--- Written request ---
Extract each line of the records below that contains the word "eyedropper".

Figure record extracts
● ● ●

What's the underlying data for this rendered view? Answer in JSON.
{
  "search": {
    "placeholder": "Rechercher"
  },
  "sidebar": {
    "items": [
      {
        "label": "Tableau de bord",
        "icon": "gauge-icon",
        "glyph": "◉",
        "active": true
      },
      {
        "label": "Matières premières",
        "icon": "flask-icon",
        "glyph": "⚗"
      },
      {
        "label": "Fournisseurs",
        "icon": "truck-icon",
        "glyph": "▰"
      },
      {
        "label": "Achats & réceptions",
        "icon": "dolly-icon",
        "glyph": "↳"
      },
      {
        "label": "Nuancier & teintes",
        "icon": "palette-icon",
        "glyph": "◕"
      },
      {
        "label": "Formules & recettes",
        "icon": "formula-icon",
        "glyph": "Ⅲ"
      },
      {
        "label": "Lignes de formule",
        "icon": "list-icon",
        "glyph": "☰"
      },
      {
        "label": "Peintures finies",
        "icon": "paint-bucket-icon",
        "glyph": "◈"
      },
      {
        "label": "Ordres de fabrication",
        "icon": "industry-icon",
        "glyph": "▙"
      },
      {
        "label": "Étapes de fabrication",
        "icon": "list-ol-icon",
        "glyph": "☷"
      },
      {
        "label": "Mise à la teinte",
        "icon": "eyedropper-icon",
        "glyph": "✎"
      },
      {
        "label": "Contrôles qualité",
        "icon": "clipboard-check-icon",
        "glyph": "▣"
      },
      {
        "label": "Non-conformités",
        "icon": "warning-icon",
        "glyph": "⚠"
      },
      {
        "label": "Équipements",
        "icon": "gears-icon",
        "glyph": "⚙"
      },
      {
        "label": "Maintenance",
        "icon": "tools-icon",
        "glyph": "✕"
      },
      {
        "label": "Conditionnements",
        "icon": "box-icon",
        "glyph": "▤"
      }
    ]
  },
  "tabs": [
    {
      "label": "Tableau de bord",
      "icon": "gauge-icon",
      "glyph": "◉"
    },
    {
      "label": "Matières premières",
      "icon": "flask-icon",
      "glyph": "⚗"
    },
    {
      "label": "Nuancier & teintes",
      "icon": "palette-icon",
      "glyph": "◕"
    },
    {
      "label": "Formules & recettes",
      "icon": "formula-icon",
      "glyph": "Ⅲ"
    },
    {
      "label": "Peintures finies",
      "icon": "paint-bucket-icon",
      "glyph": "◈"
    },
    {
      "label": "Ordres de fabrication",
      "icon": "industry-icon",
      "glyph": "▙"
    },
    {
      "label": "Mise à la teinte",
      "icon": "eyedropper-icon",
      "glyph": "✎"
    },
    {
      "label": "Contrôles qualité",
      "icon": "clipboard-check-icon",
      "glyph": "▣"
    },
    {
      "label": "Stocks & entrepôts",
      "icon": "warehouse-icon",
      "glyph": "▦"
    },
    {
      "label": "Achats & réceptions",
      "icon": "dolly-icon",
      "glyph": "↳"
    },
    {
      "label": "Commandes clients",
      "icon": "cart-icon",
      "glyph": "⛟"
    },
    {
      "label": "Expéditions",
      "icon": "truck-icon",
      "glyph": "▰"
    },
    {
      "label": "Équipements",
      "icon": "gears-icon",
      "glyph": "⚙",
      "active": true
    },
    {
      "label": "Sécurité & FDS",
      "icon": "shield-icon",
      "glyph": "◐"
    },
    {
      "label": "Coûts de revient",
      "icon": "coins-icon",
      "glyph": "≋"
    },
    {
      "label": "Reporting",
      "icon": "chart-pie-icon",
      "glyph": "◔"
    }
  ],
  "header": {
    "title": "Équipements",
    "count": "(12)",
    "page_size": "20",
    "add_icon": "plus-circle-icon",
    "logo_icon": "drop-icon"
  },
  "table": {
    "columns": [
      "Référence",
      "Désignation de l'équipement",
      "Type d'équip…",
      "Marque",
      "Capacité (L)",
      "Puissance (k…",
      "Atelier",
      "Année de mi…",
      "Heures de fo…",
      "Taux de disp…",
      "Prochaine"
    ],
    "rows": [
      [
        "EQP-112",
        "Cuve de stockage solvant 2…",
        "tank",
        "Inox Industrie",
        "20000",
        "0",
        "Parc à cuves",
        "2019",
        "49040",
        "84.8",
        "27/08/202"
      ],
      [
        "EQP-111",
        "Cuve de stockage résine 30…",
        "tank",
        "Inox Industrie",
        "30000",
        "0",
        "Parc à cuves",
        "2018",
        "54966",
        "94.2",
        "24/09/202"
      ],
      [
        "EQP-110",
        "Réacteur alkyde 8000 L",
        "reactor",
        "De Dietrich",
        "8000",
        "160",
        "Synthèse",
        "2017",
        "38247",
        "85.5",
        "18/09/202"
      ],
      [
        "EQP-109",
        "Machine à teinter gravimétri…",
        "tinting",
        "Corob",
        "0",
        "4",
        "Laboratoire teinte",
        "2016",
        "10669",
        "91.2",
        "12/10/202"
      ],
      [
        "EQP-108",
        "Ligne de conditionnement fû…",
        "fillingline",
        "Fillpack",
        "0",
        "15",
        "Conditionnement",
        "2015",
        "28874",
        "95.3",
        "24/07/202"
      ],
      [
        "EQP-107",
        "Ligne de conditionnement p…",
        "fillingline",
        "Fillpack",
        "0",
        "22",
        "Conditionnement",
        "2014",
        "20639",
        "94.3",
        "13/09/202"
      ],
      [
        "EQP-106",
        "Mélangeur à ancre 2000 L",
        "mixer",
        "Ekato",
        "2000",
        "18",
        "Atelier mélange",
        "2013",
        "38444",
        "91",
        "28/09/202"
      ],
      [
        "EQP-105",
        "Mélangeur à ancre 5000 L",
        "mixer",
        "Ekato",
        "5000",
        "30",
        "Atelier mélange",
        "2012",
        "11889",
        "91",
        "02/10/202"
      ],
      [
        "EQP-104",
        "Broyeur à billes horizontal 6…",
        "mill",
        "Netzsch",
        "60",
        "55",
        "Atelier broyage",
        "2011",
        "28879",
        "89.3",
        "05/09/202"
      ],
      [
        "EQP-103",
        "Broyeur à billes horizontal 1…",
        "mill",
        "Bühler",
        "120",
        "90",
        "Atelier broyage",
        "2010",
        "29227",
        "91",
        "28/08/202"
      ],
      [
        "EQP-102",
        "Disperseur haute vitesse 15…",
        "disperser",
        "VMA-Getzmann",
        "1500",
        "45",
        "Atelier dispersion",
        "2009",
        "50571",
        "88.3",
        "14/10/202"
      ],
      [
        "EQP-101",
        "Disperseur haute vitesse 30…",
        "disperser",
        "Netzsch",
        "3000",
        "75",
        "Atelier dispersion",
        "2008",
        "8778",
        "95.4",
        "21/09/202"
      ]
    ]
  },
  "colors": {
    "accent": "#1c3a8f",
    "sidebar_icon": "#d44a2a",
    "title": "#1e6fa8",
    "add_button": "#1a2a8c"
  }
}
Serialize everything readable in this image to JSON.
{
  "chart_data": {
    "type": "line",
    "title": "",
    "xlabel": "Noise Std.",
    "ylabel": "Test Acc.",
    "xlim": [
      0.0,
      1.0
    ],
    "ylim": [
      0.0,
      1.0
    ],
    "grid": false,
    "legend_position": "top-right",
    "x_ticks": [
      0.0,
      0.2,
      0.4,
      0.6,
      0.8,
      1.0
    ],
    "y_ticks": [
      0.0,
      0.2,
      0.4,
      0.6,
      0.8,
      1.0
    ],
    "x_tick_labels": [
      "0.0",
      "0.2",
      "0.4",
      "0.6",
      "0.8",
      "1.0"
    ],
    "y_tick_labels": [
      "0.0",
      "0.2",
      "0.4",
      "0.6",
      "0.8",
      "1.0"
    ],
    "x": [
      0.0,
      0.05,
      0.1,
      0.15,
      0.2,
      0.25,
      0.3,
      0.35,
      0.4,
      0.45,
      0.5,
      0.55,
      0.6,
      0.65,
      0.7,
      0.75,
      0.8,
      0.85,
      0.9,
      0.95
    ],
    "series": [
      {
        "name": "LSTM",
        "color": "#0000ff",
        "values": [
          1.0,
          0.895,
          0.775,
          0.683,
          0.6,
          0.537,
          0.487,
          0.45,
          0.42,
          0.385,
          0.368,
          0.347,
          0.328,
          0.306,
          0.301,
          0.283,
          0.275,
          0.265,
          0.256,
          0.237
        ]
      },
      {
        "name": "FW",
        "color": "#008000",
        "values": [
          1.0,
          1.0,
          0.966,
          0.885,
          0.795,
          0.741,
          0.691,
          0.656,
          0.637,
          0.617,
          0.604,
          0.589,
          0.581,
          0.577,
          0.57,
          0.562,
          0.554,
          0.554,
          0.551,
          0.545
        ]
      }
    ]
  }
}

● ● ●

--- Result for this exercise ---
        "icon": "eyedropper-icon",
      "icon": "eyedropper-icon",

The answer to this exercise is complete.